** Start of RECORDS SUPPLIED **
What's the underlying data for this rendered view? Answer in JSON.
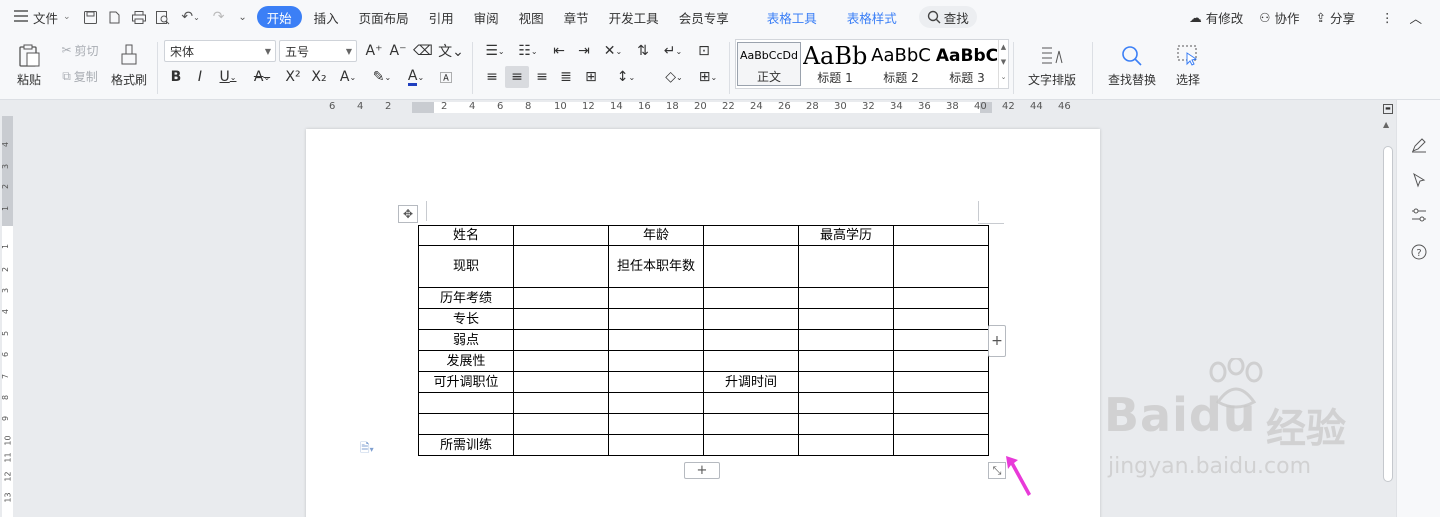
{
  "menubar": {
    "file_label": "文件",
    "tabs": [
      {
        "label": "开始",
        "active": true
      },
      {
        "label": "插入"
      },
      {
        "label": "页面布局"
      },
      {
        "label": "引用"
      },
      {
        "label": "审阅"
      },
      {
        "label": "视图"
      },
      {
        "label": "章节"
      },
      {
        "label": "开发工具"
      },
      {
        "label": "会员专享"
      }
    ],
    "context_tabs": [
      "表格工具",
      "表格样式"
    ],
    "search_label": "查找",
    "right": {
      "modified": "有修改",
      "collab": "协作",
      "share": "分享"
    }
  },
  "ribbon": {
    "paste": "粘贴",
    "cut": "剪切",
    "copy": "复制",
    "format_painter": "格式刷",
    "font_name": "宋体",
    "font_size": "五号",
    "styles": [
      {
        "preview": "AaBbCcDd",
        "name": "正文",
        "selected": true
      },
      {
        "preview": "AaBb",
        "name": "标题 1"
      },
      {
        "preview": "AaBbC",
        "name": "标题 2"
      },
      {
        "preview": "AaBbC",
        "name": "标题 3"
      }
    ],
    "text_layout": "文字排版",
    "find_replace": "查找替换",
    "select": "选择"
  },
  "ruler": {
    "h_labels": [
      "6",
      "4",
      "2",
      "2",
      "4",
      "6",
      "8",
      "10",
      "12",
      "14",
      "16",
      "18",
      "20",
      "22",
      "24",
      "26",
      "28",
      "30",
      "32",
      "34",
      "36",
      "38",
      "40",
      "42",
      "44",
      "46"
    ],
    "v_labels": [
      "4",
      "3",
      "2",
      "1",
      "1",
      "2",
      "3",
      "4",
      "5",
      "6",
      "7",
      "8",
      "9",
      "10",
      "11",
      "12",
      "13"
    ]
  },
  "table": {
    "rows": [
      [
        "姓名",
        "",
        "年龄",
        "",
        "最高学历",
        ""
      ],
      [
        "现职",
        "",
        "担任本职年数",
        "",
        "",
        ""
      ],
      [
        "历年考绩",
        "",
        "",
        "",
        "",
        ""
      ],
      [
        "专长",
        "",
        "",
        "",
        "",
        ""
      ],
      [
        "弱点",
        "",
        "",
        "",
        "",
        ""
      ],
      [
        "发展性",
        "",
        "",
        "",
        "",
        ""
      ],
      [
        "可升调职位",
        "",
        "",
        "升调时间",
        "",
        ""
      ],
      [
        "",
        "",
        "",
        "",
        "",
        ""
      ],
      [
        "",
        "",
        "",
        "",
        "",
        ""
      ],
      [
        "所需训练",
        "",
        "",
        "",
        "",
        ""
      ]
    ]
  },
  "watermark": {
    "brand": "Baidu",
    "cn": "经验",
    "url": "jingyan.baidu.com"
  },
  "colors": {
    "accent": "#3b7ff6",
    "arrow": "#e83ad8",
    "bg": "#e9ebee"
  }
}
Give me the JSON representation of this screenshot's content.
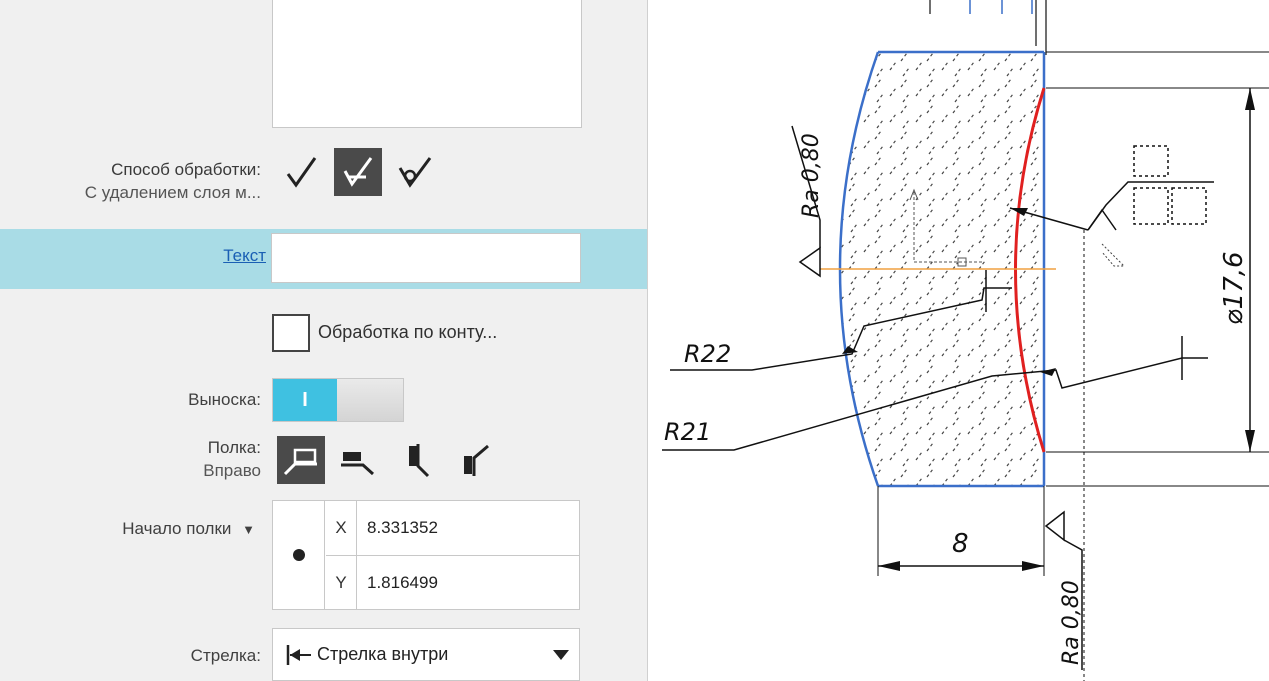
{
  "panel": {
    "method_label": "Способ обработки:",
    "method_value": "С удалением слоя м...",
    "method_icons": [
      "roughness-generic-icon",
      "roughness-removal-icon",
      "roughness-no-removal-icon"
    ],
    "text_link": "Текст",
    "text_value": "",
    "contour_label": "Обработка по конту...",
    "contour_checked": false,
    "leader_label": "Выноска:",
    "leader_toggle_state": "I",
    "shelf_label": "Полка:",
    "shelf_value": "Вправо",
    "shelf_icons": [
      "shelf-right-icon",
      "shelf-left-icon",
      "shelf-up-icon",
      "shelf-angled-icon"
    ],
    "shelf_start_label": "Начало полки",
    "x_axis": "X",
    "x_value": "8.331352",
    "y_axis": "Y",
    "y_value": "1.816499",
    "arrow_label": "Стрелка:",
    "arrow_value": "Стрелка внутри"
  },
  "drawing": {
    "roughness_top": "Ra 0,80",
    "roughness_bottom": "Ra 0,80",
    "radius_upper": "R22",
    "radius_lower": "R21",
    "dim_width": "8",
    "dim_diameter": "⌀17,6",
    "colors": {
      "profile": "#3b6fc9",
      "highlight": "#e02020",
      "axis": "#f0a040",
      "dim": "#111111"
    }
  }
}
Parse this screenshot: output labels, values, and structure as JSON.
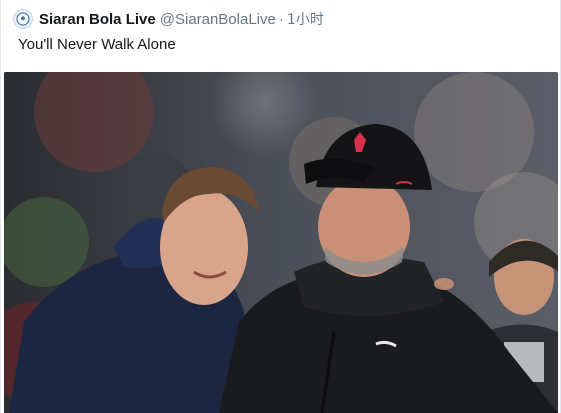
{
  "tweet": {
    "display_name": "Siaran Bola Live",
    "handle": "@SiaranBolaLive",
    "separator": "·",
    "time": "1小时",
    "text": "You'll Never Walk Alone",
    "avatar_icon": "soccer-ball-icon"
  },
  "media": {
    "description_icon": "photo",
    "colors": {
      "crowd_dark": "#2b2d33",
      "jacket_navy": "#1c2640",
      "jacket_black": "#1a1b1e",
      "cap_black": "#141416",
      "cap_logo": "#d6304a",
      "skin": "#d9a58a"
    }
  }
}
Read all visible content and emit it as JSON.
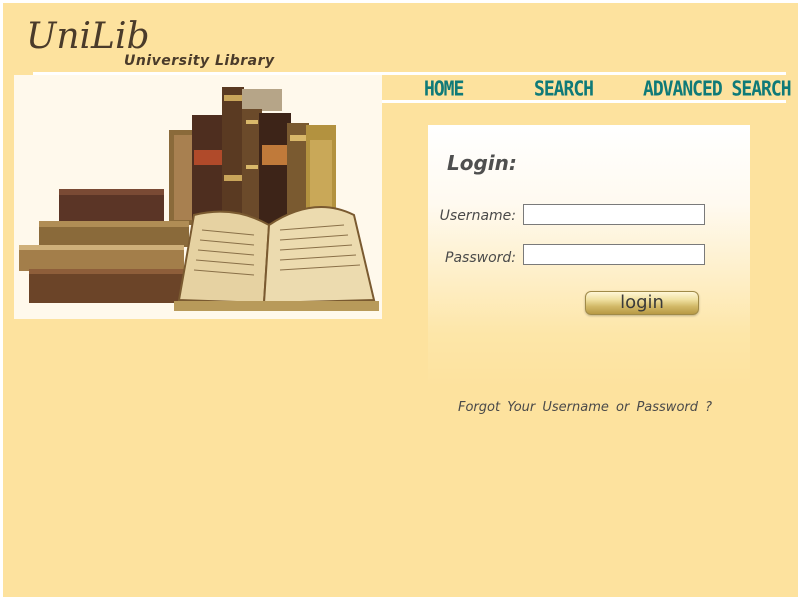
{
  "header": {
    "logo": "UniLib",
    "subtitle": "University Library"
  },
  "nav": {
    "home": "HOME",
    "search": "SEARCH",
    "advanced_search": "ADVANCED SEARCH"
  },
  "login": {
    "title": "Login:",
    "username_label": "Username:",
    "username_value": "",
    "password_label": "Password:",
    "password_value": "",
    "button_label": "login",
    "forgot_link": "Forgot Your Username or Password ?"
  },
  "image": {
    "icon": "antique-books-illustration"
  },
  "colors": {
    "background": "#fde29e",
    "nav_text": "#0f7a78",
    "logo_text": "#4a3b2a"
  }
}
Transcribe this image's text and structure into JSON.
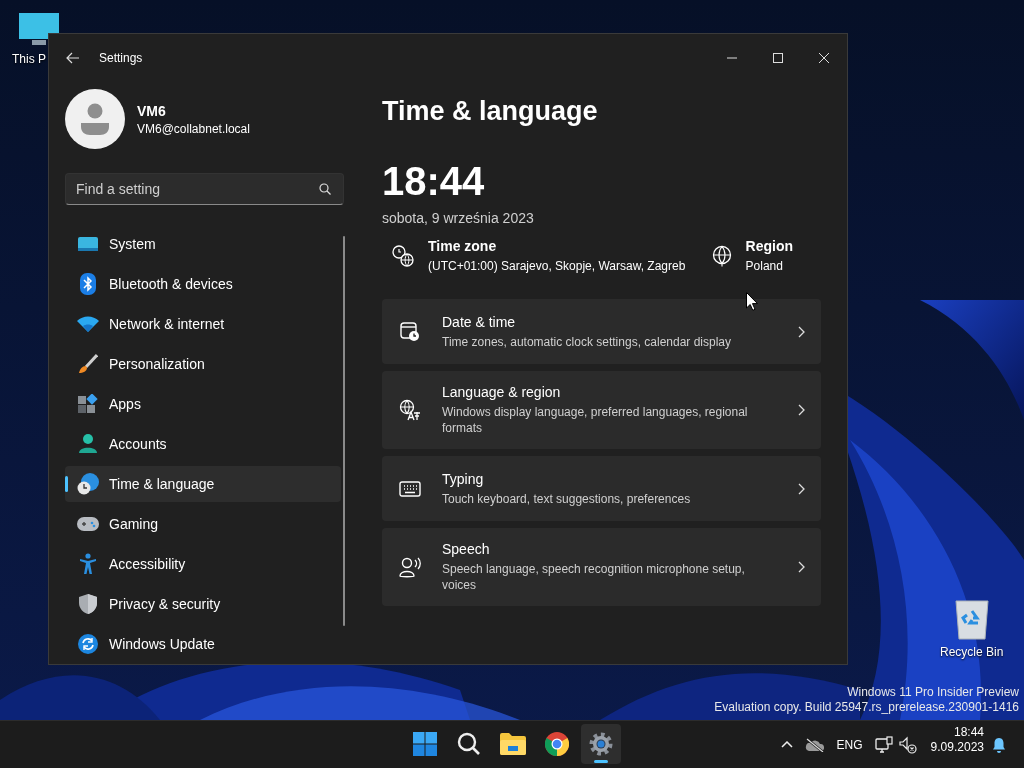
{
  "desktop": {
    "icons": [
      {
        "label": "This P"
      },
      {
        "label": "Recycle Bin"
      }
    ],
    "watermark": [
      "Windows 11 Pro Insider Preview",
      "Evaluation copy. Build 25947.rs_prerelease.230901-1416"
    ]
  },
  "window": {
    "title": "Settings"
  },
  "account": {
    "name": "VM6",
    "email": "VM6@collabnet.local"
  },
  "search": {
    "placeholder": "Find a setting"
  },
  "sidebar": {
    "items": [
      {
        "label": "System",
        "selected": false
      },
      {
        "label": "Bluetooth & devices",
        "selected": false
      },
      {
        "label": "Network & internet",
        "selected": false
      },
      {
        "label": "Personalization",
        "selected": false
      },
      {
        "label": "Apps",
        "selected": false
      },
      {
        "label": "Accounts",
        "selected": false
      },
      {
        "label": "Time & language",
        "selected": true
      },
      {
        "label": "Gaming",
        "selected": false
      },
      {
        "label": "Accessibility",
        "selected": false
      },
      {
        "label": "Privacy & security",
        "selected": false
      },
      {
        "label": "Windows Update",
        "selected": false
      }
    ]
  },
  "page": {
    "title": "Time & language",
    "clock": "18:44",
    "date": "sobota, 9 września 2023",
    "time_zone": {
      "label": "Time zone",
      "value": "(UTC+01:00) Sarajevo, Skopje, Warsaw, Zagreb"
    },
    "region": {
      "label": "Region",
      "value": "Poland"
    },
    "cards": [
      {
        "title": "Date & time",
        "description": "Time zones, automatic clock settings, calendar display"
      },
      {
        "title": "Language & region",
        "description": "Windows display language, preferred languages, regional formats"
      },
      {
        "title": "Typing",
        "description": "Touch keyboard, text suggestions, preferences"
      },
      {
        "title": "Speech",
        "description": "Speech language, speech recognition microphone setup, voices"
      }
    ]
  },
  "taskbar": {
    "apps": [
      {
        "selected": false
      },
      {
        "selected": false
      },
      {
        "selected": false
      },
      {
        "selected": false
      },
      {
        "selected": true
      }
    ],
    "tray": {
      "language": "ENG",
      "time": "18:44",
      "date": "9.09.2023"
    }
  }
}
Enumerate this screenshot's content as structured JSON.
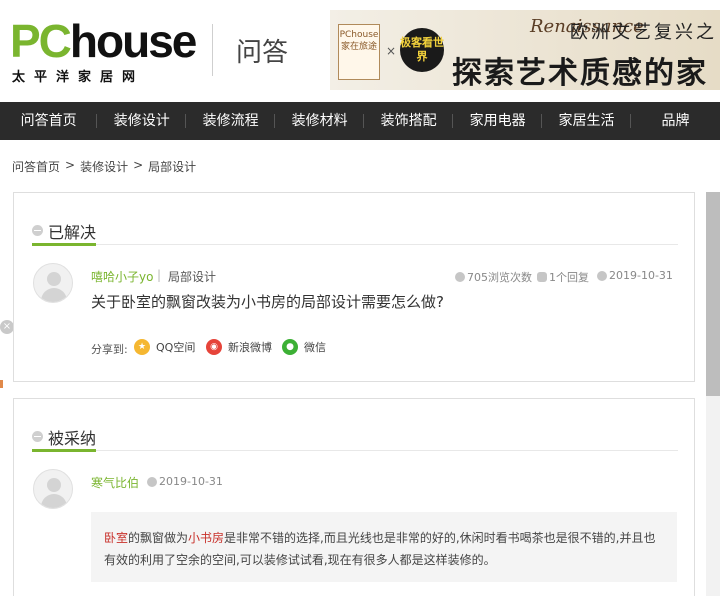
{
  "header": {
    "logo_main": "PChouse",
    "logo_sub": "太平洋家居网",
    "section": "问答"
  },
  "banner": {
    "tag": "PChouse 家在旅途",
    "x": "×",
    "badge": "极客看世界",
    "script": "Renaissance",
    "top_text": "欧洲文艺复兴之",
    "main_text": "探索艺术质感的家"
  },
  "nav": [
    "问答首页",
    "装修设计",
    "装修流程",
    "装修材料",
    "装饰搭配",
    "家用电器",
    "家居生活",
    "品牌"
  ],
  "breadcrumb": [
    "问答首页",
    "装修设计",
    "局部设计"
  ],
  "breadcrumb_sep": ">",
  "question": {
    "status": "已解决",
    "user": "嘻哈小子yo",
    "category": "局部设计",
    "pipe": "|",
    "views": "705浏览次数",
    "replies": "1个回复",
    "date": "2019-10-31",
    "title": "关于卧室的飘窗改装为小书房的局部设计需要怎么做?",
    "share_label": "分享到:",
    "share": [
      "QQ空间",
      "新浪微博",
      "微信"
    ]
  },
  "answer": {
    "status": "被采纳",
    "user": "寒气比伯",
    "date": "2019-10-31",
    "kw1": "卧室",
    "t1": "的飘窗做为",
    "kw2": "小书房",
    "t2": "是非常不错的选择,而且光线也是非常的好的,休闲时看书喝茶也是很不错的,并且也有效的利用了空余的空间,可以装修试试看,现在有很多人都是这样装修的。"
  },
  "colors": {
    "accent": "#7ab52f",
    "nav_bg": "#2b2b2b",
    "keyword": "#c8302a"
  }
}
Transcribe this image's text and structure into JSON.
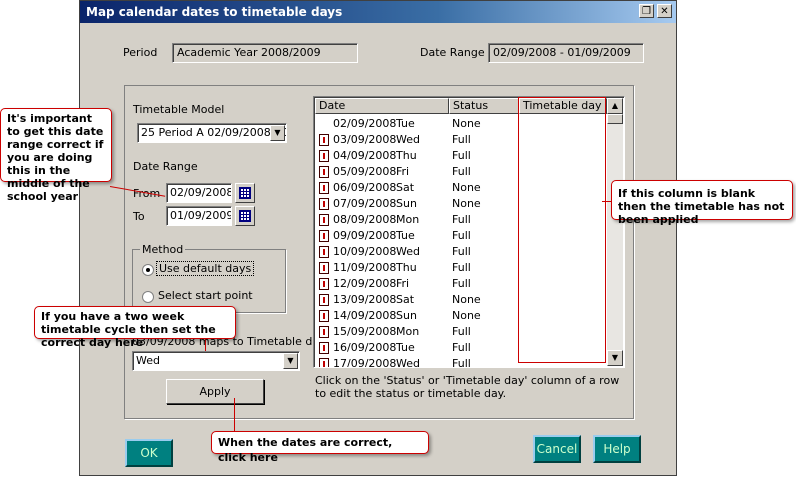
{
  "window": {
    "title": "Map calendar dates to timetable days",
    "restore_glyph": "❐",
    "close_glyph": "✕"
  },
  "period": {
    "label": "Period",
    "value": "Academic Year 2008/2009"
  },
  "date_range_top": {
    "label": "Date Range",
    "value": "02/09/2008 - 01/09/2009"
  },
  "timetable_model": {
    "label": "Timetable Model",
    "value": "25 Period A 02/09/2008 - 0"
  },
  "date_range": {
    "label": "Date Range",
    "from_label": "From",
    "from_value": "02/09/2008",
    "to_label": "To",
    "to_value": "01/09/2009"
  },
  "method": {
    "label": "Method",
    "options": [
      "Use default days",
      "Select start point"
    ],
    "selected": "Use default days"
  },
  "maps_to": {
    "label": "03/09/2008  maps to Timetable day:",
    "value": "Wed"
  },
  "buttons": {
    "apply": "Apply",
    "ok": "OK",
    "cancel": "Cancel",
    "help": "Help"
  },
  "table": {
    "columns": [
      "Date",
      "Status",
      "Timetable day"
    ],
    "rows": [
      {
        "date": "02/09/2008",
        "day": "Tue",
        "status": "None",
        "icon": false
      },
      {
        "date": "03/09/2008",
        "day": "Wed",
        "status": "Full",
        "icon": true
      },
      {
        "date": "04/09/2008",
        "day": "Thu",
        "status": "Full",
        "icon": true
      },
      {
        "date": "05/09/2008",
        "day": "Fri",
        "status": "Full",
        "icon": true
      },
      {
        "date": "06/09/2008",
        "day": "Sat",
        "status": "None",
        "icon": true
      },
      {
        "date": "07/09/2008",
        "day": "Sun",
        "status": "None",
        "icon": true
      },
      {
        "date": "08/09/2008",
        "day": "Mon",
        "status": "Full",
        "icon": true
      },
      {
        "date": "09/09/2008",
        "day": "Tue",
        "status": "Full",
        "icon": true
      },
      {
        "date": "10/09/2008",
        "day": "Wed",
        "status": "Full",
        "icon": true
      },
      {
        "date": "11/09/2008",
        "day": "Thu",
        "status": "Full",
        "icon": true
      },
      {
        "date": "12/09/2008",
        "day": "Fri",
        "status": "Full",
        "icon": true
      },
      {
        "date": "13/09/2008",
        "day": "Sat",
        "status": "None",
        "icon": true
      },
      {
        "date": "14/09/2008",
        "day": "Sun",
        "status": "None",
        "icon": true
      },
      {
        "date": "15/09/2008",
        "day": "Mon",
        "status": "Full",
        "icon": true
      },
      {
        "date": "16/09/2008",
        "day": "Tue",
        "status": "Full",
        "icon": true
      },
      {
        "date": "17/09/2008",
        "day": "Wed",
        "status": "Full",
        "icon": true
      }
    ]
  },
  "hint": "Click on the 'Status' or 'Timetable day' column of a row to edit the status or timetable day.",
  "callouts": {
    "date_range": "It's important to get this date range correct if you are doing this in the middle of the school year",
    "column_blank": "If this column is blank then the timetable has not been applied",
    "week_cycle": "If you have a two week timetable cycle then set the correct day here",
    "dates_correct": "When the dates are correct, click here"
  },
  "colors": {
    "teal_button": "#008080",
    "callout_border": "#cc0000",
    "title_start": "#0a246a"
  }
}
** End of RECORDS SUPPLIED **
Using the listing, copy every line where the word "content" shows up.

▶ FULL RESPONSE:
Give me the JSON representation of this screenshot's content.
Read all visible content and emit it as JSON.
Enumerate this screenshot's content as structured JSON.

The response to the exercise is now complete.